» Aim
Please write the listing below out again exactly, leaving every picture behind.

» Record excerpts
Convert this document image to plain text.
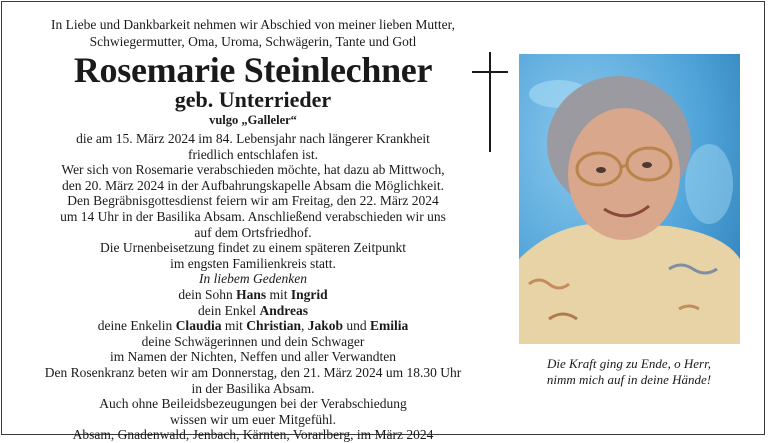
In Liebe und Dankbarkeit nehmen wir Abschied von meiner lieben Mutter,
Schwiegermutter, Oma, Uroma, Schwägerin, Tante und Gotl
Rosemarie Steinlechner
geb. Unterrieder
vulgo „Galleler“
die am 15. März 2024 im 84. Lebensjahr nach längerer Krankheit
friedlich entschlafen ist.
Wer sich von Rosemarie verabschieden möchte, hat dazu ab Mittwoch,
den 20. März 2024 in der Aufbahrungskapelle Absam die Möglichkeit.
Den Begräbnisgottesdienst feiern wir am Freitag, den 22. März 2024
um 14 Uhr in der Basilika Absam. Anschließend verabschieden wir uns
auf dem Ortsfriedhof.
Die Urnenbeisetzung findet zu einem späteren Zeitpunkt
im engsten Familienkreis statt.
In liebem Gedenken
dein Sohn Hans mit Ingrid
dein Enkel Andreas
deine Enkelin Claudia mit Christian, Jakob und Emilia
deine Schwägerinnen und dein Schwager
im Namen der Nichten, Neffen und aller Verwandten
Den Rosenkranz beten wir am Donnerstag, den 21. März 2024 um 18.30 Uhr
in der Basilika Absam.
Auch ohne Beileidsbezeugungen bei der Verabschiedung
wissen wir um euer Mitgefühl.
Absam, Gnadenwald, Jenbach, Kärnten, Vorarlberg, im März 2024
Die Kraft ging zu Ende, o Herr,
nimm mich auf in deine Hände!
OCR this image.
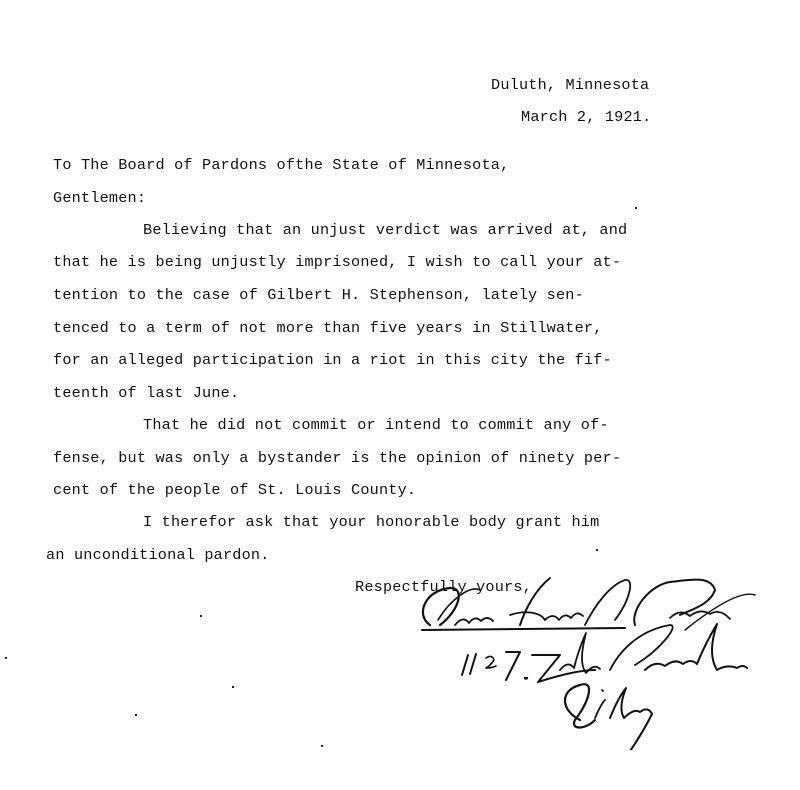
Duluth, Minnesota
March 2, 1921.
To The Board of Pardons ofthe State of Minnesota,
Gentlemen:
Believing that an unjust verdict was arrived at, and
that he is being unjustly imprisoned, I wish to call your at-
tention to the case of Gilbert H. Stephenson, lately sen-
tenced to a term of not more than five years in Stillwater,
for an alleged participation in a riot in this city the fif-
teenth of last June.
That he did not commit or intend to commit any of-
fense, but was only a bystander is the opinion of ninety per-
cent of the people of St. Louis County.
I therefor ask that your honorable body grant him
an unconditional pardon.
Respectfully yours,
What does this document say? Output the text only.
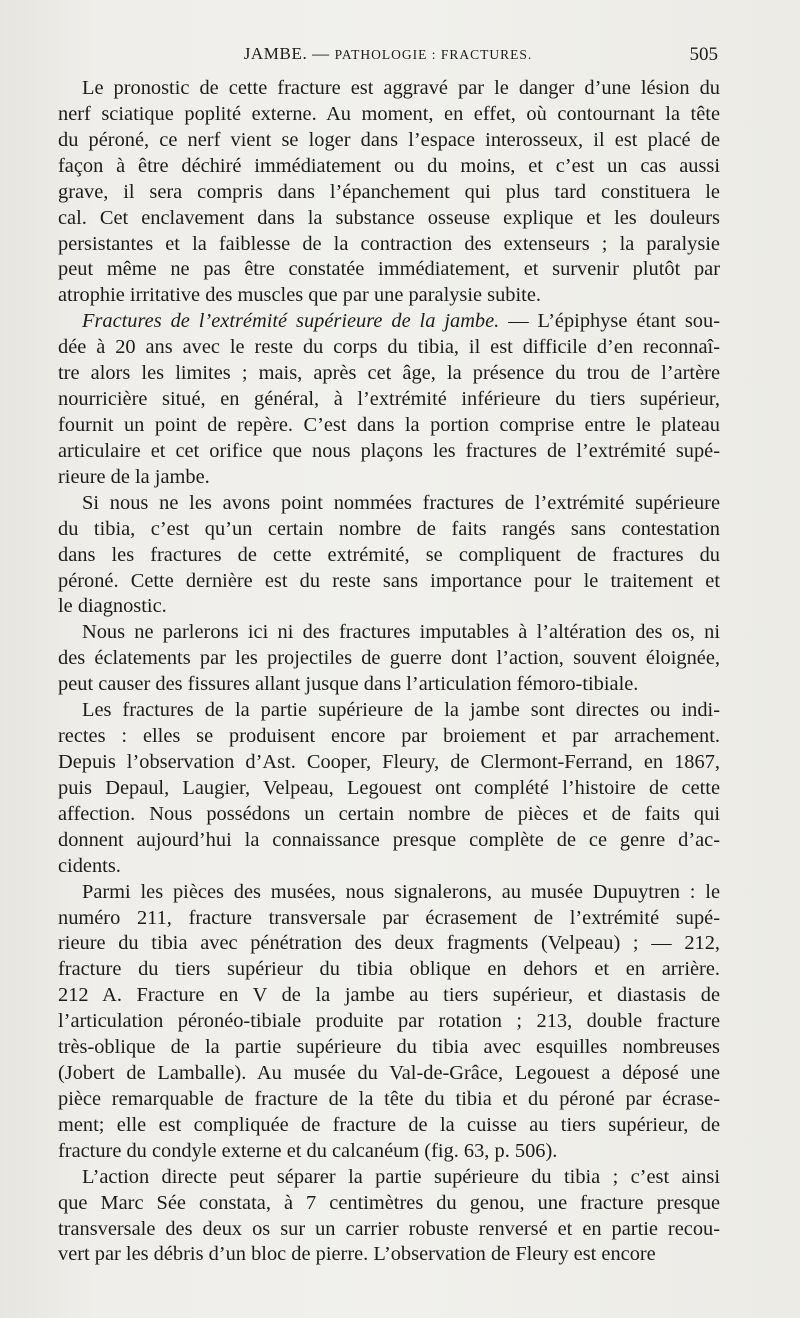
JAMBE. — PATHOLOGIE : FRACTURES.	505
Le pronostic de cette fracture est aggravé par le danger d’une lésion du
nerf sciatique poplité externe. Au moment, en effet, où contournant la tête
du péroné, ce nerf vient se loger dans l’espace interosseux, il est placé de
façon à être déchiré immédiatement ou du moins, et c’est un cas aussi
grave, il sera compris dans l’épanchement qui plus tard constituera le
cal. Cet enclavement dans la substance osseuse explique et les douleurs
persistantes et la faiblesse de la contraction des extenseurs ; la paralysie
peut même ne pas être constatée immédiatement, et survenir plutôt par
atrophie irritative des muscles que par une paralysie subite.
Fractures de l’extrémité supérieure de la jambe. — L’épiphyse étant sou-
dée à 20 ans avec le reste du corps du tibia, il est difficile d’en reconnaî-
tre alors les limites ; mais, après cet âge, la présence du trou de l’artère
nourricière situé, en général, à l’extrémité inférieure du tiers supérieur,
fournit un point de repère. C’est dans la portion comprise entre le plateau
articulaire et cet orifice que nous plaçons les fractures de l’extrémité supé-
rieure de la jambe.
Si nous ne les avons point nommées fractures de l’extrémité supérieure
du tibia, c’est qu’un certain nombre de faits rangés sans contestation
dans les fractures de cette extrémité, se compliquent de fractures du
péroné. Cette dernière est du reste sans importance pour le traitement et
le diagnostic.
Nous ne parlerons ici ni des fractures imputables à l’altération des os, ni
des éclatements par les projectiles de guerre dont l’action, souvent éloignée,
peut causer des fissures allant jusque dans l’articulation fémoro-tibiale.
Les fractures de la partie supérieure de la jambe sont directes ou indi-
rectes : elles se produisent encore par broiement et par arrachement.
Depuis l’observation d’Ast. Cooper, Fleury, de Clermont-Ferrand, en 1867,
puis Depaul, Laugier, Velpeau, Legouest ont complété l’histoire de cette
affection. Nous possédons un certain nombre de pièces et de faits qui
donnent aujourd’hui la connaissance presque complète de ce genre d’ac-
cidents.
Parmi les pièces des musées, nous signalerons, au musée Dupuytren : le
numéro 211, fracture transversale par écrasement de l’extrémité supé-
rieure du tibia avec pénétration des deux fragments (Velpeau) ; — 212,
fracture du tiers supérieur du tibia oblique en dehors et en arrière.
212 A. Fracture en V de la jambe au tiers supérieur, et diastasis de
l’articulation péronéo-tibiale produite par rotation ; 213, double fracture
très-oblique de la partie supérieure du tibia avec esquilles nombreuses
(Jobert de Lamballe). Au musée du Val-de-Grâce, Legouest a déposé une
pièce remarquable de fracture de la tête du tibia et du péroné par écrase-
ment; elle est compliquée de fracture de la cuisse au tiers supérieur, de
fracture du condyle externe et du calcanéum (fig. 63, p. 506).
L’action directe peut séparer la partie supérieure du tibia ; c’est ainsi
que Marc Sée constata, à 7 centimètres du genou, une fracture presque
transversale des deux os sur un carrier robuste renversé et en partie recou-
vert par les débris d’un bloc de pierre. L’observation de Fleury est encore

» Answer for this exercise
Convert this document image to plain text.
In Liebe und Dankbarkeit nehmen wir Abschied von meiner lieben Mutter,
Schwiegermutter, Oma, Uroma, Schwägerin, Tante und Gotl
Rosemarie Steinlechner
geb. Unterrieder
vulgo „Galleler“
die am 15. März 2024 im 84. Lebensjahr nach längerer Krankheit
friedlich entschlafen ist.
Wer sich von Rosemarie verabschieden möchte, hat dazu ab Mittwoch,
den 20. März 2024 in der Aufbahrungskapelle Absam die Möglichkeit.
Den Begräbnisgottesdienst feiern wir am Freitag, den 22. März 2024
um 14 Uhr in der Basilika Absam. Anschließend verabschieden wir uns
auf dem Ortsfriedhof.
Die Urnenbeisetzung findet zu einem späteren Zeitpunkt
im engsten Familienkreis statt.
In liebem Gedenken
dein Sohn Hans mit Ingrid
dein Enkel Andreas
deine Enkelin Claudia mit Christian, Jakob und Emilia
deine Schwägerinnen und dein Schwager
im Namen der Nichten, Neffen und aller Verwandten
Den Rosenkranz beten wir am Donnerstag, den 21. März 2024 um 18.30 Uhr
in der Basilika Absam.
Auch ohne Beileidsbezeugungen bei der Verabschiedung
wissen wir um euer Mitgefühl.
Absam, Gnadenwald, Jenbach, Kärnten, Vorarlberg, im März 2024
Die Kraft ging zu Ende, o Herr,
nimm mich auf in deine Hände!
OCR this image.
Duluth, Minnesota
March 2, 1921.
To The Board of Pardons ofthe State of Minnesota,
Gentlemen:
Believing that an unjust verdict was arrived at, and
that he is being unjustly imprisoned, I wish to call your at-
tention to the case of Gilbert H. Stephenson, lately sen-
tenced to a term of not more than five years in Stillwater,
for an alleged participation in a riot in this city the fif-
teenth of last June.
That he did not commit or intend to commit any of-
fense, but was only a bystander is the opinion of ninety per-
cent of the people of St. Louis County.
I therefor ask that your honorable body grant him
an unconditional pardon.
Respectfully yours,
What does this document say? Output the text only.
JAMBE. — PATHOLOGIE : FRACTURES.	505
Le pronostic de cette fracture est aggravé par le danger d’une lésion du
nerf sciatique poplité externe. Au moment, en effet, où contournant la tête
du péroné, ce nerf vient se loger dans l’espace interosseux, il est placé de
façon à être déchiré immédiatement ou du moins, et c’est un cas aussi
grave, il sera compris dans l’épanchement qui plus tard constituera le
cal. Cet enclavement dans la substance osseuse explique et les douleurs
persistantes et la faiblesse de la contraction des extenseurs ; la paralysie
peut même ne pas être constatée immédiatement, et survenir plutôt par
atrophie irritative des muscles que par une paralysie subite.
Fractures de l’extrémité supérieure de la jambe. — L’épiphyse étant sou-
dée à 20 ans avec le reste du corps du tibia, il est difficile d’en reconnaî-
tre alors les limites ; mais, après cet âge, la présence du trou de l’artère
nourricière situé, en général, à l’extrémité inférieure du tiers supérieur,
fournit un point de repère. C’est dans la portion comprise entre le plateau
articulaire et cet orifice que nous plaçons les fractures de l’extrémité supé-
rieure de la jambe.
Si nous ne les avons point nommées fractures de l’extrémité supérieure
du tibia, c’est qu’un certain nombre de faits rangés sans contestation
dans les fractures de cette extrémité, se compliquent de fractures du
péroné. Cette dernière est du reste sans importance pour le traitement et
le diagnostic.
Nous ne parlerons ici ni des fractures imputables à l’altération des os, ni
des éclatements par les projectiles de guerre dont l’action, souvent éloignée,
peut causer des fissures allant jusque dans l’articulation fémoro-tibiale.
Les fractures de la partie supérieure de la jambe sont directes ou indi-
rectes : elles se produisent encore par broiement et par arrachement.
Depuis l’observation d’Ast. Cooper, Fleury, de Clermont-Ferrand, en 1867,
puis Depaul, Laugier, Velpeau, Legouest ont complété l’histoire de cette
affection. Nous possédons un certain nombre de pièces et de faits qui
donnent aujourd’hui la connaissance presque complète de ce genre d’ac-
cidents.
Parmi les pièces des musées, nous signalerons, au musée Dupuytren : le
numéro 211, fracture transversale par écrasement de l’extrémité supé-
rieure du tibia avec pénétration des deux fragments (Velpeau) ; — 212,
fracture du tiers supérieur du tibia oblique en dehors et en arrière.
212 A. Fracture en V de la jambe au tiers supérieur, et diastasis de
l’articulation péronéo-tibiale produite par rotation ; 213, double fracture
très-oblique de la partie supérieure du tibia avec esquilles nombreuses
(Jobert de Lamballe). Au musée du Val-de-Grâce, Legouest a déposé une
pièce remarquable de fracture de la tête du tibia et du péroné par écrase-
ment; elle est compliquée de fracture de la cuisse au tiers supérieur, de
fracture du condyle externe et du calcanéum (fig. 63, p. 506).
L’action directe peut séparer la partie supérieure du tibia ; c’est ainsi
que Marc Sée constata, à 7 centimètres du genou, une fracture presque
transversale des deux os sur un carrier robuste renversé et en partie recou-
vert par les débris d’un bloc de pierre. L’observation de Fleury est encore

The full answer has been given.